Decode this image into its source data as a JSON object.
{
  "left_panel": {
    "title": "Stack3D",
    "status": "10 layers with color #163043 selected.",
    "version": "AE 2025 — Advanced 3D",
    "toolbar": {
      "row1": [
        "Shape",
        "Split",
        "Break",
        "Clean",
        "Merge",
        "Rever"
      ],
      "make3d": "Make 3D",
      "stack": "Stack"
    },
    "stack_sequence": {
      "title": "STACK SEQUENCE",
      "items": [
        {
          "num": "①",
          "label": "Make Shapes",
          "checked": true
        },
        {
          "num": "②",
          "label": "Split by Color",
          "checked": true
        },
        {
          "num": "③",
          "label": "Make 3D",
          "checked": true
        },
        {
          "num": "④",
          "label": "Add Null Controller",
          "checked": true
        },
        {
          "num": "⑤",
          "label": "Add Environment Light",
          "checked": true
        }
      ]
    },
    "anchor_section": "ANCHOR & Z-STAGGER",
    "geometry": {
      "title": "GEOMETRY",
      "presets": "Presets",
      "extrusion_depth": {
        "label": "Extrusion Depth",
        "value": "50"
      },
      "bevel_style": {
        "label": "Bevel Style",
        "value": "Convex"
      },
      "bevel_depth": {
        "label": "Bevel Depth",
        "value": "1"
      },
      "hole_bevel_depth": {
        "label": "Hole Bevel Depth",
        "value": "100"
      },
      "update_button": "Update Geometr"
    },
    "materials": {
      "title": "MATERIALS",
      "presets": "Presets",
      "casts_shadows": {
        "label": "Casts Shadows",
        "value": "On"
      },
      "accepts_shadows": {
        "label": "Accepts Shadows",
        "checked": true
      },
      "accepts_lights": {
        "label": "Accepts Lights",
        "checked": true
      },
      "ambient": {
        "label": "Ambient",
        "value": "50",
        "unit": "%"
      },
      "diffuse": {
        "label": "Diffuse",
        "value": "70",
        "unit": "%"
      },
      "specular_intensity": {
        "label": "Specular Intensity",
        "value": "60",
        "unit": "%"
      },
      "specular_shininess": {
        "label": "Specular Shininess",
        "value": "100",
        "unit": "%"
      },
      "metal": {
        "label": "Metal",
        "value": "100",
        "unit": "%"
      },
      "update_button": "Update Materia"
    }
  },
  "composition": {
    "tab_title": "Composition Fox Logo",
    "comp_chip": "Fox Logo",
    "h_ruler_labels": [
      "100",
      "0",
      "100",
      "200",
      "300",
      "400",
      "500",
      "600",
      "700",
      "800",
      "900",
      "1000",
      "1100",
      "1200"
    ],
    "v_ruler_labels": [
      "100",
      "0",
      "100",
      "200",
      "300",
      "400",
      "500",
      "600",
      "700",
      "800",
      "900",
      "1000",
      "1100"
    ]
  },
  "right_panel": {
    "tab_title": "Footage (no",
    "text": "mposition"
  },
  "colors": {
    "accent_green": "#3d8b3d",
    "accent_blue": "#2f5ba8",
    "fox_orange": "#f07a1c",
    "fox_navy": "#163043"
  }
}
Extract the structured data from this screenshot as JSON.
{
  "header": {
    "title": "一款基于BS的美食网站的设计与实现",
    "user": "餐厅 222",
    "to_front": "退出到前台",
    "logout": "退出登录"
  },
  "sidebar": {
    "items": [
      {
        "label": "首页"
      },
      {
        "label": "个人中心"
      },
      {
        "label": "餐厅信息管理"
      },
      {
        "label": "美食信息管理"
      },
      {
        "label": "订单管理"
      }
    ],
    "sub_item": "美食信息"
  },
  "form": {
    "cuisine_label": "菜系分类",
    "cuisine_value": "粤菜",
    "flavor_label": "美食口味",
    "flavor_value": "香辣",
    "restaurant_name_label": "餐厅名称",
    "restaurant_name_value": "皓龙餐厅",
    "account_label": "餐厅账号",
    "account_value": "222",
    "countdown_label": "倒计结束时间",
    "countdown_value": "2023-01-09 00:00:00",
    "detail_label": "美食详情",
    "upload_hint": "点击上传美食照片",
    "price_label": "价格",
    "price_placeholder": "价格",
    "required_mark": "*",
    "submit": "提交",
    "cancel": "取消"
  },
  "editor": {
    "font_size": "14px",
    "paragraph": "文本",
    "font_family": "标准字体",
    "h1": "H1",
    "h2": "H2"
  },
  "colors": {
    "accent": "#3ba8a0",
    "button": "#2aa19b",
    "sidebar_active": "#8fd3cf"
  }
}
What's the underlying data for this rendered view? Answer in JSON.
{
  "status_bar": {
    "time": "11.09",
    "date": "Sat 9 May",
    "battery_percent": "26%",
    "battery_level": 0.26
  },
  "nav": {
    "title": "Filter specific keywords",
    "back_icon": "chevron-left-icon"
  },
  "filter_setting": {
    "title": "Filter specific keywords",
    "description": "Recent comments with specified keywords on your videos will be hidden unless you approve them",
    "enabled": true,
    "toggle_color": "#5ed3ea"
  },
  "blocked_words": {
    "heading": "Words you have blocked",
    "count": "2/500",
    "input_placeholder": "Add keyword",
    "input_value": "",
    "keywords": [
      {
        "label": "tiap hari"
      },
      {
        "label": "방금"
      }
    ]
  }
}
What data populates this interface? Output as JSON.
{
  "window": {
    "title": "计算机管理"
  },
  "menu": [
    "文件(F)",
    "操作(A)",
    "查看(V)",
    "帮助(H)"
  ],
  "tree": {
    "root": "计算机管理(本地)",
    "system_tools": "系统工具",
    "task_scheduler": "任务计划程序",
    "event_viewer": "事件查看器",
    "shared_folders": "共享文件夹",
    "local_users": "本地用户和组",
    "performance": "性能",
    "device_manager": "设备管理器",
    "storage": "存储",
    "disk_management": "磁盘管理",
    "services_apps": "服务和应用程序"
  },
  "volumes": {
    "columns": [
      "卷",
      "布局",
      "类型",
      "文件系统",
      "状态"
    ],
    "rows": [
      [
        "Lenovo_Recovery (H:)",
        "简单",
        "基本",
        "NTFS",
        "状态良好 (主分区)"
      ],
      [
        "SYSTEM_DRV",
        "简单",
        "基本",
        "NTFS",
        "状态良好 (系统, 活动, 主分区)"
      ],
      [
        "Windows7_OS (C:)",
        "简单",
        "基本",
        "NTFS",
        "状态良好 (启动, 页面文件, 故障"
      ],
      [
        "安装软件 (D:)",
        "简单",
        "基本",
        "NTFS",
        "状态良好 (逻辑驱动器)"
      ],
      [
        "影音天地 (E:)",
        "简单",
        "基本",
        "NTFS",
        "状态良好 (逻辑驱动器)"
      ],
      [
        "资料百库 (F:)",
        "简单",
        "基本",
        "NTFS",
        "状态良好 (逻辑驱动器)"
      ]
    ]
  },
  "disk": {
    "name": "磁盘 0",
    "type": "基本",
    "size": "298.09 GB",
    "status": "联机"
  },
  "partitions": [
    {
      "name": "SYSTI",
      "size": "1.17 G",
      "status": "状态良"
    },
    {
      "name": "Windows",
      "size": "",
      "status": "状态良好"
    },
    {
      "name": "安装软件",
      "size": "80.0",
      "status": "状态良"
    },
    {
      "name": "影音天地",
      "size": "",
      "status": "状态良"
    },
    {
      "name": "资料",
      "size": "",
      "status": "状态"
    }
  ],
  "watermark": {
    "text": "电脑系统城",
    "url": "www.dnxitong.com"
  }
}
· · · · · · ·
§ **WHAT TO PRODUCE**
The records above should be duplicated in full, exactly as given.

§ **ANSWER TO THE PROBLEM**
Decode this image into its source data as a JSON object.
{
  "left_panel": {
    "title": "Stack3D",
    "status": "10 layers with color #163043 selected.",
    "version": "AE 2025 — Advanced 3D",
    "toolbar": {
      "row1": [
        "Shape",
        "Split",
        "Break",
        "Clean",
        "Merge",
        "Rever"
      ],
      "make3d": "Make 3D",
      "stack": "Stack"
    },
    "stack_sequence": {
      "title": "STACK SEQUENCE",
      "items": [
        {
          "num": "①",
          "label": "Make Shapes",
          "checked": true
        },
        {
          "num": "②",
          "label": "Split by Color",
          "checked": true
        },
        {
          "num": "③",
          "label": "Make 3D",
          "checked": true
        },
        {
          "num": "④",
          "label": "Add Null Controller",
          "checked": true
        },
        {
          "num": "⑤",
          "label": "Add Environment Light",
          "checked": true
        }
      ]
    },
    "anchor_section": "ANCHOR & Z-STAGGER",
    "geometry": {
      "title": "GEOMETRY",
      "presets": "Presets",
      "extrusion_depth": {
        "label": "Extrusion Depth",
        "value": "50"
      },
      "bevel_style": {
        "label": "Bevel Style",
        "value": "Convex"
      },
      "bevel_depth": {
        "label": "Bevel Depth",
        "value": "1"
      },
      "hole_bevel_depth": {
        "label": "Hole Bevel Depth",
        "value": "100"
      },
      "update_button": "Update Geometr"
    },
    "materials": {
      "title": "MATERIALS",
      "presets": "Presets",
      "casts_shadows": {
        "label": "Casts Shadows",
        "value": "On"
      },
      "accepts_shadows": {
        "label": "Accepts Shadows",
        "checked": true
      },
      "accepts_lights": {
        "label": "Accepts Lights",
        "checked": true
      },
      "ambient": {
        "label": "Ambient",
        "value": "50",
        "unit": "%"
      },
      "diffuse": {
        "label": "Diffuse",
        "value": "70",
        "unit": "%"
      },
      "specular_intensity": {
        "label": "Specular Intensity",
        "value": "60",
        "unit": "%"
      },
      "specular_shininess": {
        "label": "Specular Shininess",
        "value": "100",
        "unit": "%"
      },
      "metal": {
        "label": "Metal",
        "value": "100",
        "unit": "%"
      },
      "update_button": "Update Materia"
    }
  },
  "composition": {
    "tab_title": "Composition Fox Logo",
    "comp_chip": "Fox Logo",
    "h_ruler_labels": [
      "100",
      "0",
      "100",
      "200",
      "300",
      "400",
      "500",
      "600",
      "700",
      "800",
      "900",
      "1000",
      "1100",
      "1200"
    ],
    "v_ruler_labels": [
      "100",
      "0",
      "100",
      "200",
      "300",
      "400",
      "500",
      "600",
      "700",
      "800",
      "900",
      "1000",
      "1100"
    ]
  },
  "right_panel": {
    "tab_title": "Footage (no",
    "text": "mposition"
  },
  "colors": {
    "accent_green": "#3d8b3d",
    "accent_blue": "#2f5ba8",
    "fox_orange": "#f07a1c",
    "fox_navy": "#163043"
  }
}
Extract the structured data from this screenshot as JSON.
{
  "header": {
    "title": "一款基于BS的美食网站的设计与实现",
    "user": "餐厅 222",
    "to_front": "退出到前台",
    "logout": "退出登录"
  },
  "sidebar": {
    "items": [
      {
        "label": "首页"
      },
      {
        "label": "个人中心"
      },
      {
        "label": "餐厅信息管理"
      },
      {
        "label": "美食信息管理"
      },
      {
        "label": "订单管理"
      }
    ],
    "sub_item": "美食信息"
  },
  "form": {
    "cuisine_label": "菜系分类",
    "cuisine_value": "粤菜",
    "flavor_label": "美食口味",
    "flavor_value": "香辣",
    "restaurant_name_label": "餐厅名称",
    "restaurant_name_value": "皓龙餐厅",
    "account_label": "餐厅账号",
    "account_value": "222",
    "countdown_label": "倒计结束时间",
    "countdown_value": "2023-01-09 00:00:00",
    "detail_label": "美食详情",
    "upload_hint": "点击上传美食照片",
    "price_label": "价格",
    "price_placeholder": "价格",
    "required_mark": "*",
    "submit": "提交",
    "cancel": "取消"
  },
  "editor": {
    "font_size": "14px",
    "paragraph": "文本",
    "font_family": "标准字体",
    "h1": "H1",
    "h2": "H2"
  },
  "colors": {
    "accent": "#3ba8a0",
    "button": "#2aa19b",
    "sidebar_active": "#8fd3cf"
  }
}
What's the underlying data for this rendered view? Answer in JSON.
{
  "status_bar": {
    "time": "11.09",
    "date": "Sat 9 May",
    "battery_percent": "26%",
    "battery_level": 0.26
  },
  "nav": {
    "title": "Filter specific keywords",
    "back_icon": "chevron-left-icon"
  },
  "filter_setting": {
    "title": "Filter specific keywords",
    "description": "Recent comments with specified keywords on your videos will be hidden unless you approve them",
    "enabled": true,
    "toggle_color": "#5ed3ea"
  },
  "blocked_words": {
    "heading": "Words you have blocked",
    "count": "2/500",
    "input_placeholder": "Add keyword",
    "input_value": "",
    "keywords": [
      {
        "label": "tiap hari"
      },
      {
        "label": "방금"
      }
    ]
  }
}
What data populates this interface? Output as JSON.
{
  "window": {
    "title": "计算机管理"
  },
  "menu": [
    "文件(F)",
    "操作(A)",
    "查看(V)",
    "帮助(H)"
  ],
  "tree": {
    "root": "计算机管理(本地)",
    "system_tools": "系统工具",
    "task_scheduler": "任务计划程序",
    "event_viewer": "事件查看器",
    "shared_folders": "共享文件夹",
    "local_users": "本地用户和组",
    "performance": "性能",
    "device_manager": "设备管理器",
    "storage": "存储",
    "disk_management": "磁盘管理",
    "services_apps": "服务和应用程序"
  },
  "volumes": {
    "columns": [
      "卷",
      "布局",
      "类型",
      "文件系统",
      "状态"
    ],
    "rows": [
      [
        "Lenovo_Recovery (H:)",
        "简单",
        "基本",
        "NTFS",
        "状态良好 (主分区)"
      ],
      [
        "SYSTEM_DRV",
        "简单",
        "基本",
        "NTFS",
        "状态良好 (系统, 活动, 主分区)"
      ],
      [
        "Windows7_OS (C:)",
        "简单",
        "基本",
        "NTFS",
        "状态良好 (启动, 页面文件, 故障"
      ],
      [
        "安装软件 (D:)",
        "简单",
        "基本",
        "NTFS",
        "状态良好 (逻辑驱动器)"
      ],
      [
        "影音天地 (E:)",
        "简单",
        "基本",
        "NTFS",
        "状态良好 (逻辑驱动器)"
      ],
      [
        "资料百库 (F:)",
        "简单",
        "基本",
        "NTFS",
        "状态良好 (逻辑驱动器)"
      ]
    ]
  },
  "disk": {
    "name": "磁盘 0",
    "type": "基本",
    "size": "298.09 GB",
    "status": "联机"
  },
  "partitions": [
    {
      "name": "SYSTI",
      "size": "1.17 G",
      "status": "状态良"
    },
    {
      "name": "Windows",
      "size": "",
      "status": "状态良好"
    },
    {
      "name": "安装软件",
      "size": "80.0",
      "status": "状态良"
    },
    {
      "name": "影音天地",
      "size": "",
      "status": "状态良"
    },
    {
      "name": "资料",
      "size": "",
      "status": "状态"
    }
  ],
  "watermark": {
    "text": "电脑系统城",
    "url": "www.dnxitong.com"
  }
}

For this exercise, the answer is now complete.